WHAT TO DO –
Find the lines with the string "Squares" and return them.

Extracted data entries –

BEGIN

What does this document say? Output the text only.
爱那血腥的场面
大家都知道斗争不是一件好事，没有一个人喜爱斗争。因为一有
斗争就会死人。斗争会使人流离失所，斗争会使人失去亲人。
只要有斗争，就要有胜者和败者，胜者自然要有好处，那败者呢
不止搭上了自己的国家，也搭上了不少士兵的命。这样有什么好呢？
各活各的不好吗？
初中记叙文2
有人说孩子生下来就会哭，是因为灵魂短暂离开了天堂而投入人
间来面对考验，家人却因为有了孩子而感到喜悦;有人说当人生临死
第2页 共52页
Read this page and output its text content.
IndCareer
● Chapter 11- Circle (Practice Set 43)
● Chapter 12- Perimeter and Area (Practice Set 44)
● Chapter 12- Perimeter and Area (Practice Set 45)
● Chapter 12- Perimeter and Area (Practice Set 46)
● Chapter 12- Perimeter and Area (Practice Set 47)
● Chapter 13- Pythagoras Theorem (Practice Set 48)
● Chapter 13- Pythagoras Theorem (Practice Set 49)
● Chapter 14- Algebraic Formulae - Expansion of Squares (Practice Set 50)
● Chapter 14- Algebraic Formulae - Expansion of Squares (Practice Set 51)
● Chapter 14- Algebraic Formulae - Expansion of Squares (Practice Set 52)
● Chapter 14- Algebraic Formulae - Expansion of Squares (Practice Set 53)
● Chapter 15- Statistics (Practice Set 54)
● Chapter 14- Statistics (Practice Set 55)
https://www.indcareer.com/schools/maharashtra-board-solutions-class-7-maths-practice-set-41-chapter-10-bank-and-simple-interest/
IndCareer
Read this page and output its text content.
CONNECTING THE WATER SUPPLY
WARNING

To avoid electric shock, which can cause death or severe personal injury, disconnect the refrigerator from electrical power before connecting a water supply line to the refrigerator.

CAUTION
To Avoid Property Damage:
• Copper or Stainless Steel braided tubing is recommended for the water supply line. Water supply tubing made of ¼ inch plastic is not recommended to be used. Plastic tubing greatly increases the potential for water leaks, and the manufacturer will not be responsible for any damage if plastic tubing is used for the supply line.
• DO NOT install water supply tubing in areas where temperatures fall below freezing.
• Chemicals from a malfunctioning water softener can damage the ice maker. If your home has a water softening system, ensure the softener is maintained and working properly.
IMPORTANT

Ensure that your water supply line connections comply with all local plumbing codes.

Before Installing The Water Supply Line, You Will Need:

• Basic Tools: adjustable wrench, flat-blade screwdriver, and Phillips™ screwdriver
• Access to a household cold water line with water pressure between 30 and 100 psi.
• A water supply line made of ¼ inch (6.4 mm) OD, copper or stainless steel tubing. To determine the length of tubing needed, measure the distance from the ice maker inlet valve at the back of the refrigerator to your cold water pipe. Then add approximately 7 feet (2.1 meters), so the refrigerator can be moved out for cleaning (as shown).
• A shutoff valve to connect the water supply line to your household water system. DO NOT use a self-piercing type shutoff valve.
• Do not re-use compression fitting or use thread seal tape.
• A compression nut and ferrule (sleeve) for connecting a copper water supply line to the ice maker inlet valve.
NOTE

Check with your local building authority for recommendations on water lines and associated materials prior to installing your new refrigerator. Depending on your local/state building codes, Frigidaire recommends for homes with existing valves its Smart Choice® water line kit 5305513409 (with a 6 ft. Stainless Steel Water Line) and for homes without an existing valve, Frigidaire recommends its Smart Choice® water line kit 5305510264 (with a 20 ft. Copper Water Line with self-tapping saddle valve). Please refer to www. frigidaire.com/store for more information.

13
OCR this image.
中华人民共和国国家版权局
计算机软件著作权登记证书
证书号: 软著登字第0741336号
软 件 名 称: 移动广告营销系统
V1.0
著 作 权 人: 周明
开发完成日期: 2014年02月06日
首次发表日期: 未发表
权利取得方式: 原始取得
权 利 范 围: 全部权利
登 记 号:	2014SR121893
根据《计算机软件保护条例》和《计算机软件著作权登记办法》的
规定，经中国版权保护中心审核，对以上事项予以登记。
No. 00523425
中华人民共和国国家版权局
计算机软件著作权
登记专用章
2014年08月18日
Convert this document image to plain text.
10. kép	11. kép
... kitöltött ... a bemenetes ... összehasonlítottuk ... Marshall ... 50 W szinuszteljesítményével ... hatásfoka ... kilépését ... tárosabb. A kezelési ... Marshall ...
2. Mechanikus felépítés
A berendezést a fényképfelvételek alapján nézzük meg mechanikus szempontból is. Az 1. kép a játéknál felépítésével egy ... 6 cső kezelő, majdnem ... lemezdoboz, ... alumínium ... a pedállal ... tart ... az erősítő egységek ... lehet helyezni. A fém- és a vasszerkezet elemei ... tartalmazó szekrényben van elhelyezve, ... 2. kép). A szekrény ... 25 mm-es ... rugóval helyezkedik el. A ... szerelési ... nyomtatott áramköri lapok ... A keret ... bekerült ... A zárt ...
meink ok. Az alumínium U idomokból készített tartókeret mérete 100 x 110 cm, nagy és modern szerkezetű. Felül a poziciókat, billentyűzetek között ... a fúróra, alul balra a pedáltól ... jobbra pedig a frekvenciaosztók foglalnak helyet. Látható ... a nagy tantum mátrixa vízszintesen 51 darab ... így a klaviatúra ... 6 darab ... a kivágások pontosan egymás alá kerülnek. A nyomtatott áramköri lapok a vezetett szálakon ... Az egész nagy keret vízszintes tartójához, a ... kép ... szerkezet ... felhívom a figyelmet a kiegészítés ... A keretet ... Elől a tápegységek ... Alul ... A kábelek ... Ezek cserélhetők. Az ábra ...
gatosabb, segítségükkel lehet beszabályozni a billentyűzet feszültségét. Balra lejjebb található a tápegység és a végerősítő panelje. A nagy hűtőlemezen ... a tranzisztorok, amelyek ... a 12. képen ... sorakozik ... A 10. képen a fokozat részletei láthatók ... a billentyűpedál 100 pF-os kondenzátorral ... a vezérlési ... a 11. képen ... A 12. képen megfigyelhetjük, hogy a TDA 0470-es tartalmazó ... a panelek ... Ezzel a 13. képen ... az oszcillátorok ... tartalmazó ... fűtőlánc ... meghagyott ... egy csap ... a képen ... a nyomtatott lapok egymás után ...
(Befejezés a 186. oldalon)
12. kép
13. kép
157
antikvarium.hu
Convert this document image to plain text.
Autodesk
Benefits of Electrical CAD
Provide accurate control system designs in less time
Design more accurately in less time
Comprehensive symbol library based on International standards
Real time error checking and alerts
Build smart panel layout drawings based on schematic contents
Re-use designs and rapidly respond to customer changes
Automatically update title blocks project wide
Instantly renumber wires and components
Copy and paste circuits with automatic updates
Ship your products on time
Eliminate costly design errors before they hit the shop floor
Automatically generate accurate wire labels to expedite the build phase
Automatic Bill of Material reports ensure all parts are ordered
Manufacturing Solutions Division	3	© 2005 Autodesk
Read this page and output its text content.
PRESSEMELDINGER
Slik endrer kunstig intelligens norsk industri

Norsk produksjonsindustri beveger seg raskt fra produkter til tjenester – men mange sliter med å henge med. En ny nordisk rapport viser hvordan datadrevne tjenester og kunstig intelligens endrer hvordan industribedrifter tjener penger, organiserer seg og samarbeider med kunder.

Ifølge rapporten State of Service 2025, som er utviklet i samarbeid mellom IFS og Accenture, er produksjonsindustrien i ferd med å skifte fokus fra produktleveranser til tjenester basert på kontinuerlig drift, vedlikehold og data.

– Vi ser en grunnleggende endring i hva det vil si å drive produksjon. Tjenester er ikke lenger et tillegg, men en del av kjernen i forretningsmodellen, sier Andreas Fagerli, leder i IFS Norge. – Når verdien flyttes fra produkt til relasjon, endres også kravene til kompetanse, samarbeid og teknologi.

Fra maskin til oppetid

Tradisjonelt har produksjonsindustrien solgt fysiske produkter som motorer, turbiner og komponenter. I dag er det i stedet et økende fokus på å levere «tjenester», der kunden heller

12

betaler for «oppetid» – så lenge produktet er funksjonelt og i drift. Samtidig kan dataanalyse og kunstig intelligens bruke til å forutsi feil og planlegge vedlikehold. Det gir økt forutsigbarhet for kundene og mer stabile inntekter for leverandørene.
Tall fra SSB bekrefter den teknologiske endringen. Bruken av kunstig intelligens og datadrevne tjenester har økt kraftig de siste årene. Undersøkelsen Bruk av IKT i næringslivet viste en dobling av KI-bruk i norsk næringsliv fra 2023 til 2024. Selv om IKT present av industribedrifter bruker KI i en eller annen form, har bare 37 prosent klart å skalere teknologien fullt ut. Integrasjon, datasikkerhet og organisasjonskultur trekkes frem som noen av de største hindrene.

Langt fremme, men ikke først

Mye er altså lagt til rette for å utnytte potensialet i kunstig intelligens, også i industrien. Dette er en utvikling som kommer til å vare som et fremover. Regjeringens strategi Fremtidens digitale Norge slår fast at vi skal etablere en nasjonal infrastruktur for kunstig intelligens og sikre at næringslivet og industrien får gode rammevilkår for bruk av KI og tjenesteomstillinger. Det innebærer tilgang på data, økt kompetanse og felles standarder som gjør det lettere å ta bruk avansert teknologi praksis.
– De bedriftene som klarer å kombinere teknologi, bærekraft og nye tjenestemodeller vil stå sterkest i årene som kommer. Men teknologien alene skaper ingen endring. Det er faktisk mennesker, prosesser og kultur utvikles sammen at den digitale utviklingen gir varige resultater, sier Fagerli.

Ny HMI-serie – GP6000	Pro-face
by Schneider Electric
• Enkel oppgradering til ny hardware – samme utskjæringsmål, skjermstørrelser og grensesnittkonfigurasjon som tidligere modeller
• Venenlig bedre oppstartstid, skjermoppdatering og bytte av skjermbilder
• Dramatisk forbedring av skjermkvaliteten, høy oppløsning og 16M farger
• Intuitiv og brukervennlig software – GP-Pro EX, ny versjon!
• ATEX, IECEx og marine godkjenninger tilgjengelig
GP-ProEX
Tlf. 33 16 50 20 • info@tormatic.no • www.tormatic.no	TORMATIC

END

SOLUTION TO THIS PROBLEM –
● Chapter 14- Algebraic Formulae - Expansion of Squares (Practice Set 50)
● Chapter 14- Algebraic Formulae - Expansion of Squares (Practice Set 51)
● Chapter 14- Algebraic Formulae - Expansion of Squares (Practice Set 52)
● Chapter 14- Algebraic Formulae - Expansion of Squares (Practice Set 53)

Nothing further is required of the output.